— Start Extracted entries —

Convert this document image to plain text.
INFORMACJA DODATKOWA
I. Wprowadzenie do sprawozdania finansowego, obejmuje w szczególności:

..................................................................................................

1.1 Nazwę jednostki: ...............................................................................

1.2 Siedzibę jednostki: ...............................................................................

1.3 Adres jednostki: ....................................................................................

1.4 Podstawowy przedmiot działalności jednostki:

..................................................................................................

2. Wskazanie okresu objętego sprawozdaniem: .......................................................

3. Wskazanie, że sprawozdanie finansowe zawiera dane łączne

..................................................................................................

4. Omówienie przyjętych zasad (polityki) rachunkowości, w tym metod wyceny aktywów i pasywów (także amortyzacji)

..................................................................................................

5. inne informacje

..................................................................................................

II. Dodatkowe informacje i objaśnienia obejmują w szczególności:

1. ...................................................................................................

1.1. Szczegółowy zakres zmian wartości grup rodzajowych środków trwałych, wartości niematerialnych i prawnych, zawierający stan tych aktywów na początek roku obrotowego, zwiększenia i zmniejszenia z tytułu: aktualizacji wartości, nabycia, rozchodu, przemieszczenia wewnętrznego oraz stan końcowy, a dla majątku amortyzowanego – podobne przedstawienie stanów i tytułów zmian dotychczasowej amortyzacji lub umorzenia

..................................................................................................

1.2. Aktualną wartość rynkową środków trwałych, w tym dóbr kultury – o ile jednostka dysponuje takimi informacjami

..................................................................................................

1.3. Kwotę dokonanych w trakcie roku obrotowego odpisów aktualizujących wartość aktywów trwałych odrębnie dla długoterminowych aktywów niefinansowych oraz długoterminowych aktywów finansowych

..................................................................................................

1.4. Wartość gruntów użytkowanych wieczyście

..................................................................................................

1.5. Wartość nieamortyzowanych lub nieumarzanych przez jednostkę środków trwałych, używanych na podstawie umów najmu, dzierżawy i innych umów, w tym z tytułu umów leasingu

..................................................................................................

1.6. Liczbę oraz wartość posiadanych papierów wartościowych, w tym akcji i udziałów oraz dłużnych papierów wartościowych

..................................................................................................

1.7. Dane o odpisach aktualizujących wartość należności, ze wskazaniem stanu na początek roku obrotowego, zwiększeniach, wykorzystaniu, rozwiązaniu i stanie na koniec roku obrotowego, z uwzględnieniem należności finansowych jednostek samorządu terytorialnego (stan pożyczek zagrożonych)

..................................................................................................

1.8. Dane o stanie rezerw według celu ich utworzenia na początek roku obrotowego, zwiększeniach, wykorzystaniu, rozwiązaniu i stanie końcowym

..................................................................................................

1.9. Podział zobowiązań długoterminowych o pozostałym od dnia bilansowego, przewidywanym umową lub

— End Extracted entries —

**Short task**: Copy out every line of the listing that includes the string "szczególności".

**Written response**:
I. Wprowadzenie do sprawozdania finansowego, obejmuje w szczególności:
II. Dodatkowe informacje i objaśnienia obejmują w szczególności:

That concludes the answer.